Region boundary data:
■ ■ ■ ■ ■ ■ ■

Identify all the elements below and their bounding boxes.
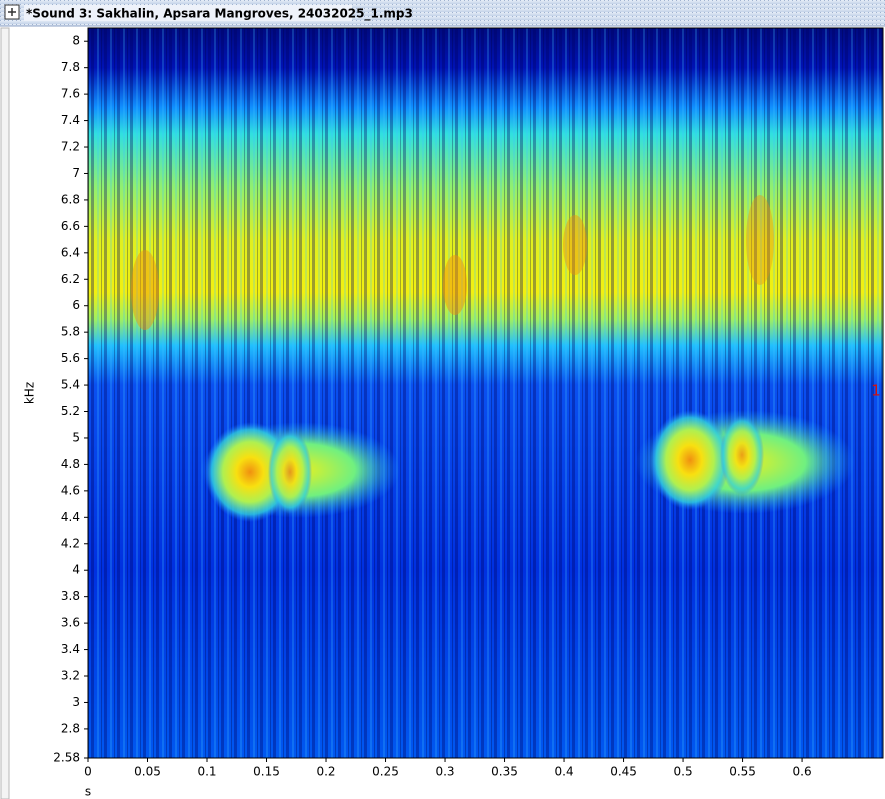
y-tick-label: 4.4	[61, 510, 80, 524]
x-tick-label: 0.5	[674, 765, 693, 779]
y-tick-label: 3.4	[61, 642, 80, 656]
x-tick-label: 0.6	[793, 765, 812, 779]
y-tick-label: 5.6	[61, 351, 80, 365]
y-tick-label: 6.4	[61, 245, 80, 259]
y-tick-label: 7	[72, 166, 80, 180]
y-tick-label: 7.2	[61, 140, 80, 154]
y-tick-label: 5.2	[61, 404, 80, 418]
call-energy	[650, 410, 730, 510]
x-tick-label: 0.45	[610, 765, 637, 779]
spectrogram	[88, 28, 883, 758]
y-tick-label: 3.2	[61, 669, 80, 683]
y-tick-label: 6	[72, 298, 80, 312]
y-tick-label: 6.2	[61, 272, 80, 286]
y-tick-label: 4	[72, 563, 80, 577]
title-label-bg	[24, 5, 352, 21]
call-energy	[268, 430, 312, 514]
y-tick-label: 4.6	[61, 483, 80, 497]
y-tick-label: 3	[72, 695, 80, 709]
x-tick-label: 0.2	[316, 765, 335, 779]
x-tick-label: 0.3	[435, 765, 454, 779]
y-tick-label: 8	[72, 34, 80, 48]
x-tick-label: 0.55	[729, 765, 756, 779]
side-strip	[0, 27, 10, 799]
spectrogram-texture	[88, 28, 883, 758]
x-tick-label: 0	[84, 765, 92, 779]
band-energy	[746, 195, 774, 285]
y-tick-label: 2.58	[53, 751, 80, 765]
y-tick-label: 5.8	[61, 325, 80, 339]
y-tick-label: 4.8	[61, 457, 80, 471]
y-tick-label: 7.4	[61, 113, 80, 127]
y-tick-label: 5	[72, 430, 80, 444]
y-tick-label: 2.8	[61, 721, 80, 735]
x-tick-label: 0.25	[372, 765, 399, 779]
x-tick-label: 0.35	[491, 765, 518, 779]
x-tick-label: 0.4	[555, 765, 574, 779]
selection-marker: 1	[871, 382, 881, 400]
y-tick-label: 6.8	[61, 192, 80, 206]
y-tick-label: 5.4	[61, 378, 80, 392]
x-tick-label: 0.05	[134, 765, 161, 779]
y-tick-label: 6.6	[61, 219, 80, 233]
call-energy	[720, 415, 764, 495]
x-axis-label: s	[85, 785, 91, 799]
x-tick-label: 0.1	[197, 765, 216, 779]
band-energy	[443, 255, 467, 315]
y-tick-label: 3.6	[61, 616, 80, 630]
y-tick-label: 4.2	[61, 536, 80, 550]
x-tick-label: 0.15	[253, 765, 280, 779]
plot-frame	[87, 27, 884, 759]
band-energy	[131, 250, 159, 330]
y-tick-label: 7.8	[61, 60, 80, 74]
y-tick-label: 7.6	[61, 87, 80, 101]
y-tick-label: 3.8	[61, 589, 80, 603]
band-energy	[563, 215, 587, 275]
y-axis-label: kHz	[23, 382, 37, 404]
window-title: *Sound 3: Sakhalin, Apsara Mangroves, 24…	[26, 7, 413, 22]
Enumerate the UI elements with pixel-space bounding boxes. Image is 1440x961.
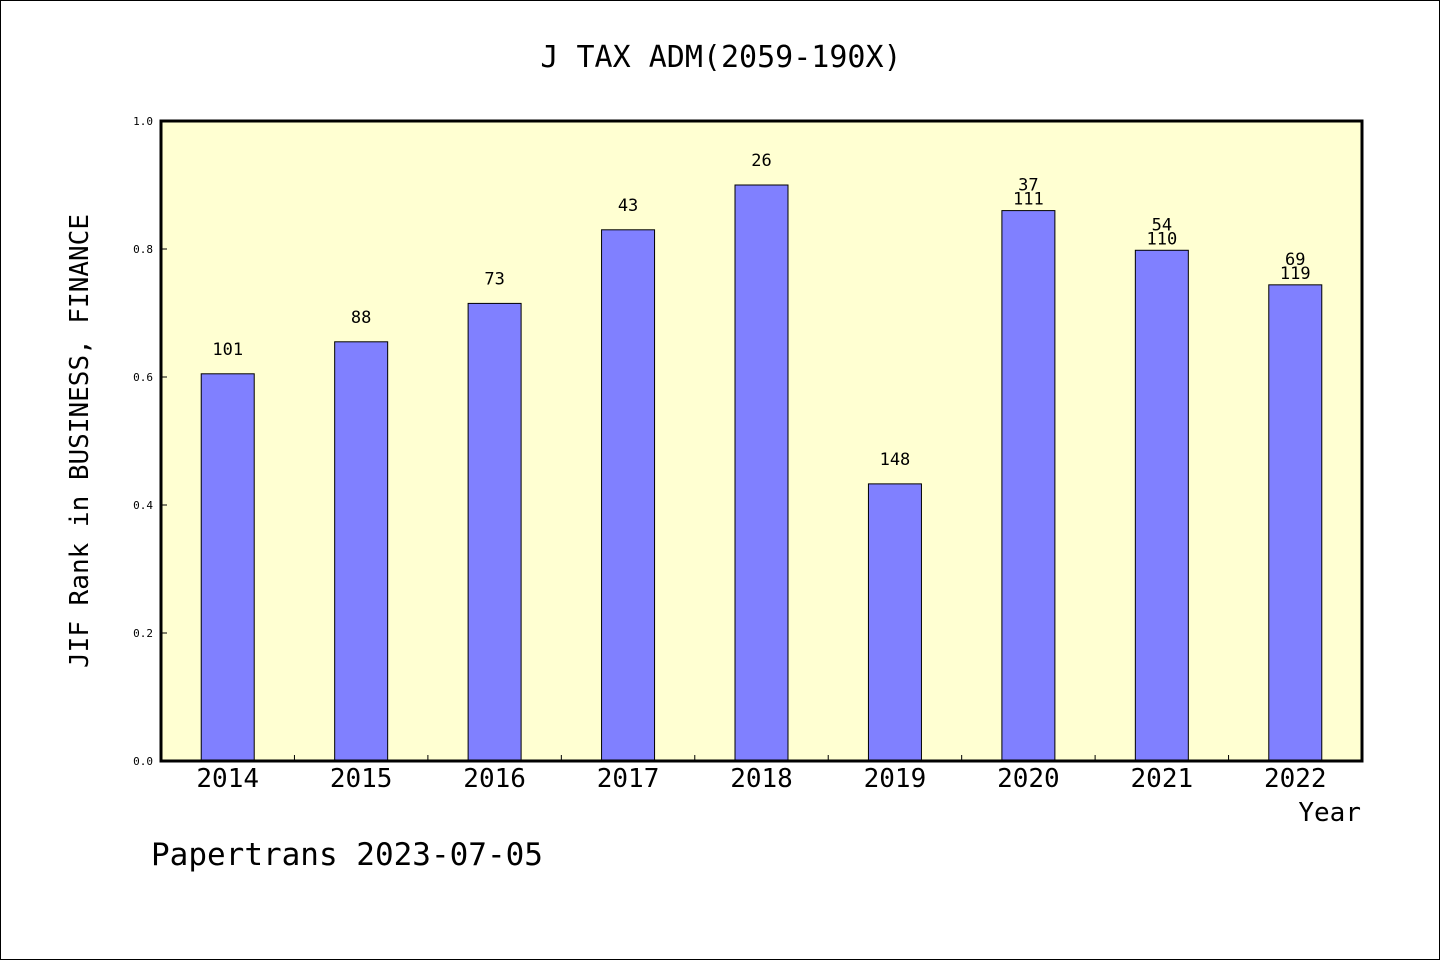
chart-title: J TAX ADM(2059-190X): [540, 40, 901, 75]
bar-label: 101: [212, 340, 243, 360]
x-tick-label: 2014: [196, 764, 259, 794]
plot-border: [159, 119, 1364, 763]
y-tick-label: 0.2: [133, 627, 153, 640]
y-tick-label: 0.0: [133, 755, 153, 768]
bar: [1134, 249, 1189, 762]
x-axis-label: Year: [1298, 798, 1361, 828]
bar: [467, 302, 522, 762]
bar-label: 26: [751, 151, 771, 171]
bar: [867, 483, 922, 762]
bar: [734, 184, 789, 762]
bar-label: 43: [618, 196, 638, 216]
bar-label: 110: [1146, 229, 1177, 249]
x-tick-label: 2016: [463, 764, 526, 794]
x-tick-label: 2021: [1131, 764, 1194, 794]
bar-label: 111: [1013, 190, 1044, 210]
x-tick-label: 2015: [330, 764, 393, 794]
y-axis-label: JIF Rank in BUSINESS, FINANCE: [65, 214, 95, 668]
bar: [200, 373, 255, 762]
bar-label: 37: [1018, 176, 1038, 196]
bar-label: 148: [880, 450, 911, 470]
y-tick-label: 1.0: [133, 115, 153, 128]
x-tick-label: 2019: [864, 764, 927, 794]
bar-label: 73: [484, 269, 504, 289]
y-tick-label: 0.4: [133, 499, 153, 512]
y-tick-label: 0.8: [133, 243, 153, 256]
bar: [334, 341, 389, 762]
bar-label: 88: [351, 308, 371, 328]
y-tick-label: 0.6: [133, 371, 153, 384]
bar: [1268, 284, 1323, 762]
x-tick-label: 2022: [1264, 764, 1327, 794]
bar-label: 69: [1285, 250, 1305, 270]
bar-label: 54: [1152, 215, 1172, 235]
x-tick-label: 2018: [730, 764, 793, 794]
footer-credit: Papertrans 2023-07-05: [151, 837, 543, 873]
bar-label: 119: [1280, 264, 1311, 284]
bar: [1001, 210, 1056, 762]
x-tick-label: 2017: [597, 764, 660, 794]
x-tick-label: 2020: [997, 764, 1060, 794]
bar: [601, 229, 656, 762]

■ ■ ■ ■ ■ ■ ■

• Instructions for the task:
Update the material above so that every instance of "x-tick-label" reads "x-axis-tick" and everything else stays the same. Leave the pictures out of your answer.

• Exercise output:
Identify all the elements below and their bounding boxes.
y-tick-label: 4.4	[61, 510, 80, 524]
x-axis-tick: 0.5	[674, 765, 693, 779]
y-tick-label: 3.4	[61, 642, 80, 656]
x-axis-tick: 0.6	[793, 765, 812, 779]
y-tick-label: 5.6	[61, 351, 80, 365]
y-tick-label: 6.4	[61, 245, 80, 259]
y-tick-label: 7	[72, 166, 80, 180]
y-tick-label: 7.2	[61, 140, 80, 154]
y-tick-label: 5.2	[61, 404, 80, 418]
call-energy	[650, 410, 730, 510]
x-axis-tick: 0.45	[610, 765, 637, 779]
spectrogram	[88, 28, 883, 758]
y-tick-label: 3.2	[61, 669, 80, 683]
y-tick-label: 6	[72, 298, 80, 312]
y-tick-label: 6.2	[61, 272, 80, 286]
y-tick-label: 4	[72, 563, 80, 577]
title-label-bg	[24, 5, 352, 21]
call-energy	[268, 430, 312, 514]
y-tick-label: 4.6	[61, 483, 80, 497]
y-tick-label: 3	[72, 695, 80, 709]
x-axis-tick: 0.2	[316, 765, 335, 779]
x-axis-tick: 0.3	[435, 765, 454, 779]
y-tick-label: 8	[72, 34, 80, 48]
x-axis-tick: 0.55	[729, 765, 756, 779]
side-strip	[0, 27, 10, 799]
spectrogram-texture	[88, 28, 883, 758]
x-axis-tick: 0	[84, 765, 92, 779]
band-energy	[746, 195, 774, 285]
y-tick-label: 2.58	[53, 751, 80, 765]
y-tick-label: 5.8	[61, 325, 80, 339]
y-tick-label: 4.8	[61, 457, 80, 471]
y-tick-label: 7.4	[61, 113, 80, 127]
y-tick-label: 5	[72, 430, 80, 444]
y-tick-label: 2.8	[61, 721, 80, 735]
x-axis-tick: 0.25	[372, 765, 399, 779]
x-axis-tick: 0.35	[491, 765, 518, 779]
x-axis-tick: 0.4	[555, 765, 574, 779]
selection-marker: 1	[871, 382, 881, 400]
y-tick-label: 6.8	[61, 192, 80, 206]
y-tick-label: 5.4	[61, 378, 80, 392]
x-axis-tick: 0.05	[134, 765, 161, 779]
y-tick-label: 6.6	[61, 219, 80, 233]
call-energy	[720, 415, 764, 495]
x-axis-label: s	[85, 785, 91, 799]
x-axis-tick: 0.1	[197, 765, 216, 779]
band-energy	[443, 255, 467, 315]
y-tick-label: 3.6	[61, 616, 80, 630]
y-tick-label: 4.2	[61, 536, 80, 550]
x-axis-tick: 0.15	[253, 765, 280, 779]
plot-frame	[87, 27, 884, 759]
band-energy	[131, 250, 159, 330]
y-tick-label: 7.8	[61, 60, 80, 74]
y-tick-label: 7.6	[61, 87, 80, 101]
y-tick-label: 3.8	[61, 589, 80, 603]
band-energy	[563, 215, 587, 275]
y-axis-label: kHz	[23, 382, 37, 404]
window-title: *Sound 3: Sakhalin, Apsara Mangroves, 24…	[26, 7, 413, 22]
Enumerate the UI elements with pixel-space bounding boxes. Image is 1440x961.
chart-title: J TAX ADM(2059-190X): [540, 40, 901, 75]
bar-label: 101: [212, 340, 243, 360]
x-axis-tick: 2014: [196, 764, 259, 794]
plot-border: [159, 119, 1364, 763]
y-tick-label: 0.2: [133, 627, 153, 640]
y-tick-label: 0.0: [133, 755, 153, 768]
bar: [1134, 249, 1189, 762]
x-axis-label: Year: [1298, 798, 1361, 828]
bar: [467, 302, 522, 762]
bar-label: 26: [751, 151, 771, 171]
bar: [867, 483, 922, 762]
bar: [734, 184, 789, 762]
bar-label: 43: [618, 196, 638, 216]
bar-label: 110: [1146, 229, 1177, 249]
x-axis-tick: 2016: [463, 764, 526, 794]
x-axis-tick: 2021: [1131, 764, 1194, 794]
bar-label: 111: [1013, 190, 1044, 210]
x-axis-tick: 2015: [330, 764, 393, 794]
y-axis-label: JIF Rank in BUSINESS, FINANCE: [65, 214, 95, 668]
bar: [200, 373, 255, 762]
bar-label: 37: [1018, 176, 1038, 196]
bar-label: 148: [880, 450, 911, 470]
y-tick-label: 1.0: [133, 115, 153, 128]
x-axis-tick: 2019: [864, 764, 927, 794]
bar-label: 73: [484, 269, 504, 289]
y-tick-label: 0.4: [133, 499, 153, 512]
y-tick-label: 0.8: [133, 243, 153, 256]
bar: [334, 341, 389, 762]
bar-label: 88: [351, 308, 371, 328]
y-tick-label: 0.6: [133, 371, 153, 384]
bar: [1268, 284, 1323, 762]
x-axis-tick: 2022: [1264, 764, 1327, 794]
bar-label: 69: [1285, 250, 1305, 270]
bar-label: 54: [1152, 215, 1172, 235]
x-axis-tick: 2018: [730, 764, 793, 794]
footer-credit: Papertrans 2023-07-05: [151, 837, 543, 873]
bar-label: 119: [1280, 264, 1311, 284]
bar: [1001, 210, 1056, 762]
x-axis-tick: 2017: [597, 764, 660, 794]
x-axis-tick: 2020: [997, 764, 1060, 794]
bar: [601, 229, 656, 762]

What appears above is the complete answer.